#### [Aim of the task]
When you copy the records that follow, please keep every word exactly as it is and leave out the pictures.

#### [Dataset excerpts]
>>>>
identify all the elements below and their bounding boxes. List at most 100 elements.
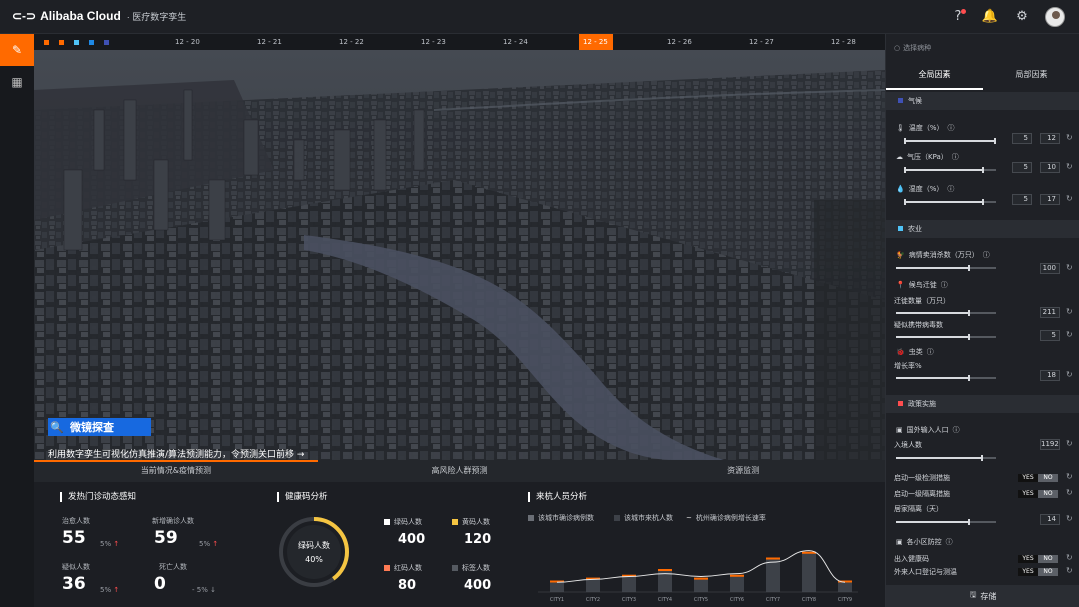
legend-swatch xyxy=(59,39,64,45)
bar-visitors xyxy=(694,577,708,592)
logo-text: Alibaba Cloud xyxy=(40,9,121,23)
refresh-icon[interactable]: ↻ xyxy=(1066,472,1073,481)
cloud-icon: ☁ xyxy=(896,153,903,161)
timeline-date-active[interactable]: 12 - 25 xyxy=(579,34,613,50)
temp-min-input[interactable]: 5 xyxy=(1012,133,1032,144)
refresh-icon[interactable]: ↻ xyxy=(1066,553,1073,562)
home-isolation-slider[interactable] xyxy=(896,519,996,525)
chart-legend-item: 该城市来杭人数 xyxy=(614,513,673,523)
timeline-date[interactable]: 12 - 23 xyxy=(415,34,497,50)
tab-global-factors[interactable]: 全局因素 xyxy=(886,62,983,90)
tab-local-factors[interactable]: 局部因素 xyxy=(983,62,1079,90)
timeline: 12 - 20 12 - 21 12 - 22 12 - 23 12 - 24 … xyxy=(34,34,885,50)
bell-icon[interactable]: 🔔 xyxy=(981,8,999,26)
avatar[interactable] xyxy=(1045,7,1065,27)
chart-legend-item: 该城市确诊病例数 xyxy=(528,513,594,523)
product-name: · 医疗数字孪生 xyxy=(126,11,187,22)
humidity-min-input[interactable]: 5 xyxy=(1012,194,1032,205)
refresh-icon[interactable]: ↻ xyxy=(1066,263,1073,272)
top-bar: ⊂-⊃ Alibaba Cloud · 医疗数字孪生 ? 🔔 ⚙ xyxy=(0,0,1079,34)
edit-icon[interactable]: ✎ xyxy=(0,34,34,66)
refresh-icon[interactable]: ↻ xyxy=(1066,439,1073,448)
refresh-icon[interactable]: ↻ xyxy=(1066,370,1073,379)
city-render xyxy=(34,50,885,460)
document-icon: ▣ xyxy=(896,538,903,546)
probe-title-text: 微镜探查 xyxy=(70,421,114,434)
probe-description[interactable]: 利用数字孪生可视化仿真推演/算法预测能力，令预测关口前移 → xyxy=(48,447,304,460)
pressure-slider[interactable] xyxy=(904,167,996,173)
timeline-date[interactable]: 12 - 21 xyxy=(251,34,333,50)
bird-virus-slider[interactable] xyxy=(896,334,996,340)
tab-resource[interactable]: 资源监测 xyxy=(601,460,885,482)
timeline-date[interactable]: 12 - 24 xyxy=(497,34,579,50)
x-tick-label: CITY2 xyxy=(586,597,600,603)
gear-icon[interactable]: ⚙ xyxy=(1013,8,1031,26)
param-temperature: 🌡 温度（%） ⓘ xyxy=(896,124,955,132)
legend-swatch xyxy=(89,39,94,45)
bird-count-input[interactable]: 211 xyxy=(1040,307,1060,318)
info-icon: ⓘ xyxy=(926,348,934,356)
humidity-max-input[interactable]: 17 xyxy=(1040,194,1060,205)
timeline-date[interactable]: 12 - 28 xyxy=(825,34,885,50)
stat-label: 疑似人数 xyxy=(62,563,90,571)
lvl1-isolate-toggle[interactable]: YES NO xyxy=(1018,490,1058,498)
refresh-icon[interactable]: ↻ xyxy=(1066,514,1073,523)
humidity-slider[interactable] xyxy=(904,199,996,205)
stat-value: 59 xyxy=(154,528,178,548)
refresh-icon[interactable]: ↻ xyxy=(1066,133,1073,142)
timeline-date[interactable]: 12 - 26 xyxy=(661,34,743,50)
temperature-slider[interactable] xyxy=(904,138,996,144)
tab-high-risk[interactable]: 高风险人群预测 xyxy=(318,460,602,482)
dashboard-icon[interactable]: ▦ xyxy=(0,66,34,98)
health-legend-item: 红码人数 xyxy=(384,563,422,573)
pressure-max-input[interactable]: 10 xyxy=(1040,162,1060,173)
health-value: 400 xyxy=(398,532,426,547)
refresh-icon[interactable]: ↻ xyxy=(1066,330,1073,339)
bird-virus-input[interactable]: 5 xyxy=(1040,330,1060,341)
fever-title: 发热门诊动态感知 xyxy=(60,492,136,502)
bar-visitors xyxy=(658,569,672,592)
refresh-icon[interactable]: ↻ xyxy=(1066,194,1073,203)
refresh-icon[interactable]: ↻ xyxy=(1066,566,1073,575)
bar-cases-top xyxy=(730,574,744,577)
city-3d-view[interactable]: 🔍 微镜探查 利用数字孪生可视化仿真推演/算法预测能力，令预测关口前移 → xyxy=(34,50,885,460)
param-humidity: 💧 湿度（%） ⓘ xyxy=(896,185,955,193)
stat-percent: 5% ↑ xyxy=(100,540,120,548)
lvl1-detect-toggle[interactable]: YES NO xyxy=(1018,474,1058,482)
register-toggle[interactable]: YES NO xyxy=(1018,568,1058,576)
save-button[interactable]: 🖫 存储 xyxy=(886,585,1079,607)
bug-icon: 🐞 xyxy=(896,348,905,356)
refresh-icon[interactable]: ↻ xyxy=(1066,307,1073,316)
tab-current[interactable]: 当前情况&疫情预测 xyxy=(34,460,318,482)
home-isolation-input[interactable]: 14 xyxy=(1040,514,1060,525)
bird-count-slider[interactable] xyxy=(896,310,996,316)
timeline-date[interactable]: 12 - 20 xyxy=(169,34,251,50)
timeline-date[interactable]: 12 - 22 xyxy=(333,34,415,50)
legend-swatch xyxy=(44,39,49,45)
probe-title[interactable]: 🔍 微镜探查 xyxy=(48,418,151,436)
temp-max-input[interactable]: 12 xyxy=(1040,133,1060,144)
refresh-icon[interactable]: ↻ xyxy=(1066,162,1073,171)
health-donut xyxy=(279,517,349,587)
x-tick-label: CITY5 xyxy=(694,597,708,603)
factor-tabs: 全局因素 局部因素 xyxy=(886,62,1079,90)
import-slider[interactable] xyxy=(896,455,996,461)
health-code-toggle[interactable]: YES NO xyxy=(1018,555,1058,563)
param-insect: 🐞 虫类 ⓘ xyxy=(896,348,934,356)
group-weather: 气候 xyxy=(886,92,1079,110)
visitors-chart: CITY1 CITY2 CITY3 CITY4 CITY5 CITY6 CITY7 CITY8… xyxy=(538,550,858,603)
stat-label: 死亡人数 xyxy=(159,563,187,571)
insect-input[interactable]: 18 xyxy=(1040,370,1060,381)
refresh-icon[interactable]: ↻ xyxy=(1066,488,1073,497)
timeline-date[interactable]: 12 - 27 xyxy=(743,34,825,50)
import-input[interactable]: 1192 xyxy=(1040,439,1060,450)
alibaba-cloud-logo-icon: ⊂-⊃ xyxy=(12,9,37,23)
pressure-min-input[interactable]: 5 xyxy=(1012,162,1032,173)
x-tick-label: CITY6 xyxy=(730,597,744,603)
disease-search[interactable]: ○ 选择病种 xyxy=(894,40,1072,56)
farm-slider[interactable] xyxy=(896,265,996,271)
farm-input[interactable]: 100 xyxy=(1040,263,1060,274)
x-tick-label: CITY7 xyxy=(766,597,780,603)
help-icon[interactable]: ? xyxy=(949,8,967,26)
insect-slider[interactable] xyxy=(896,375,996,381)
<<<<
#### [Answer space]
identify all the elements below and their bounding boxes. List at most 100 elements.
legend-swatch xyxy=(59,39,64,45)
bar-visitors xyxy=(694,577,708,592)
logo-text: Alibaba Cloud xyxy=(40,9,121,23)
refresh-icon[interactable]: ↻ xyxy=(1066,472,1073,481)
cloud-icon: ☁ xyxy=(896,153,903,161)
timeline-date-active[interactable]: 12 - 25 xyxy=(579,34,613,50)
temp-min-input[interactable]: 5 xyxy=(1012,133,1032,144)
refresh-icon[interactable]: ↻ xyxy=(1066,553,1073,562)
home-isolation-slider[interactable] xyxy=(896,519,996,525)
chart-legend-item: 该城市来杭人数 xyxy=(614,513,673,523)
timeline-date[interactable]: 12 - 23 xyxy=(415,34,497,50)
tab-global-factors[interactable]: 全局因素 xyxy=(886,62,983,90)
tab-local-factors[interactable]: 局部因素 xyxy=(983,62,1079,90)
timeline: 12 - 20 12 - 21 12 - 22 12 - 23 12 - 24 … xyxy=(34,34,885,50)
bell-icon[interactable]: 🔔 xyxy=(981,8,999,26)
avatar[interactable] xyxy=(1045,7,1065,27)
chart-legend-item: 该城市确诊病例数 xyxy=(528,513,594,523)
product-name: · 医疗数字孪生 xyxy=(126,11,187,22)
humidity-min-input[interactable]: 5 xyxy=(1012,194,1032,205)
refresh-icon[interactable]: ↻ xyxy=(1066,263,1073,272)
top-bar: ⊂-⊃ Alibaba Cloud · 医疗数字孪生 ? 🔔 ⚙ xyxy=(0,0,1079,34)
edit-icon[interactable]: ✎ xyxy=(0,34,34,66)
refresh-icon[interactable]: ↻ xyxy=(1066,439,1073,448)
refresh-icon[interactable]: ↻ xyxy=(1066,370,1073,379)
city-render xyxy=(34,50,885,460)
document-icon: ▣ xyxy=(896,538,903,546)
probe-title-text: 微镜探查 xyxy=(70,421,114,434)
probe-description[interactable]: 利用数字孪生可视化仿真推演/算法预测能力，令预测关口前移 → xyxy=(48,447,304,460)
pressure-slider[interactable] xyxy=(904,167,996,173)
timeline-date[interactable]: 12 - 21 xyxy=(251,34,333,50)
bird-virus-slider[interactable] xyxy=(896,334,996,340)
tab-resource[interactable]: 资源监测 xyxy=(601,460,885,482)
timeline-date[interactable]: 12 - 24 xyxy=(497,34,579,50)
x-tick-label: CITY2 xyxy=(586,597,600,603)
gear-icon[interactable]: ⚙ xyxy=(1013,8,1031,26)
param-temperature: 🌡 温度（%） ⓘ xyxy=(896,124,955,132)
legend-swatch xyxy=(89,39,94,45)
bird-count-input[interactable]: 211 xyxy=(1040,307,1060,318)
info-icon: ⓘ xyxy=(926,348,934,356)
humidity-max-input[interactable]: 17 xyxy=(1040,194,1060,205)
timeline-date[interactable]: 12 - 28 xyxy=(825,34,885,50)
stat-label: 疑似人数 xyxy=(62,563,90,571)
lvl1-isolate-toggle[interactable]: YES NO xyxy=(1018,490,1058,498)
refresh-icon[interactable]: ↻ xyxy=(1066,514,1073,523)
humidity-slider[interactable] xyxy=(904,199,996,205)
stat-value: 59 xyxy=(154,528,178,548)
refresh-icon[interactable]: ↻ xyxy=(1066,133,1073,142)
timeline-date[interactable]: 12 - 26 xyxy=(661,34,743,50)
temperature-slider[interactable] xyxy=(904,138,996,144)
tab-high-risk[interactable]: 高风险人群预测 xyxy=(318,460,602,482)
dashboard-icon[interactable]: ▦ xyxy=(0,66,34,98)
health-legend-item: 红码人数 xyxy=(384,563,422,573)
pressure-max-input[interactable]: 10 xyxy=(1040,162,1060,173)
health-value: 400 xyxy=(398,532,426,547)
refresh-icon[interactable]: ↻ xyxy=(1066,330,1073,339)
bird-virus-input[interactable]: 5 xyxy=(1040,330,1060,341)
fever-title: 发热门诊动态感知 xyxy=(60,492,136,502)
bar-visitors xyxy=(658,569,672,592)
refresh-icon[interactable]: ↻ xyxy=(1066,194,1073,203)
refresh-icon[interactable]: ↻ xyxy=(1066,566,1073,575)
bar-cases-top xyxy=(730,574,744,577)
city-3d-view[interactable]: 🔍 微镜探查 利用数字孪生可视化仿真推演/算法预测能力，令预测关口前移 → xyxy=(34,50,885,460)
param-humidity: 💧 湿度（%） ⓘ xyxy=(896,185,955,193)
stat-percent: 5% ↑ xyxy=(100,540,120,548)
lvl1-detect-toggle[interactable]: YES NO xyxy=(1018,474,1058,482)
register-toggle[interactable]: YES NO xyxy=(1018,568,1058,576)
save-button[interactable]: 🖫 存储 xyxy=(886,585,1079,607)
bug-icon: 🐞 xyxy=(896,348,905,356)
refresh-icon[interactable]: ↻ xyxy=(1066,307,1073,316)
tab-current[interactable]: 当前情况&疫情预测 xyxy=(34,460,318,482)
home-isolation-input[interactable]: 14 xyxy=(1040,514,1060,525)
bird-count-slider[interactable] xyxy=(896,310,996,316)
timeline-date[interactable]: 12 - 20 xyxy=(169,34,251,50)
timeline-date[interactable]: 12 - 22 xyxy=(333,34,415,50)
legend-swatch xyxy=(44,39,49,45)
probe-title[interactable]: 🔍 微镜探查 xyxy=(48,418,151,436)
temp-max-input[interactable]: 12 xyxy=(1040,133,1060,144)
refresh-icon[interactable]: ↻ xyxy=(1066,162,1073,171)
health-donut xyxy=(279,517,349,587)
x-tick-label: CITY5 xyxy=(694,597,708,603)
factor-tabs: 全局因素 局部因素 xyxy=(886,62,1079,90)
import-slider[interactable] xyxy=(896,455,996,461)
health-code-toggle[interactable]: YES NO xyxy=(1018,555,1058,563)
param-insect: 🐞 虫类 ⓘ xyxy=(896,348,934,356)
group-weather: 气候 xyxy=(886,92,1079,110)
visitors-chart: CITY1 CITY2 CITY3 CITY4 CITY5 CITY6 CITY7 CITY8… xyxy=(538,550,858,603)
stat-label: 死亡人数 xyxy=(159,563,187,571)
insect-input[interactable]: 18 xyxy=(1040,370,1060,381)
refresh-icon[interactable]: ↻ xyxy=(1066,488,1073,497)
timeline-date[interactable]: 12 - 27 xyxy=(743,34,825,50)
import-input[interactable]: 1192 xyxy=(1040,439,1060,450)
alibaba-cloud-logo-icon: ⊂-⊃ xyxy=(12,9,37,23)
pressure-min-input[interactable]: 5 xyxy=(1012,162,1032,173)
x-tick-label: CITY6 xyxy=(730,597,744,603)
disease-search[interactable]: ○ 选择病种 xyxy=(894,40,1072,56)
farm-slider[interactable] xyxy=(896,265,996,271)
farm-input[interactable]: 100 xyxy=(1040,263,1060,274)
x-tick-label: CITY7 xyxy=(766,597,780,603)
help-icon[interactable]: ? xyxy=(949,8,967,26)
insect-slider[interactable] xyxy=(896,375,996,381)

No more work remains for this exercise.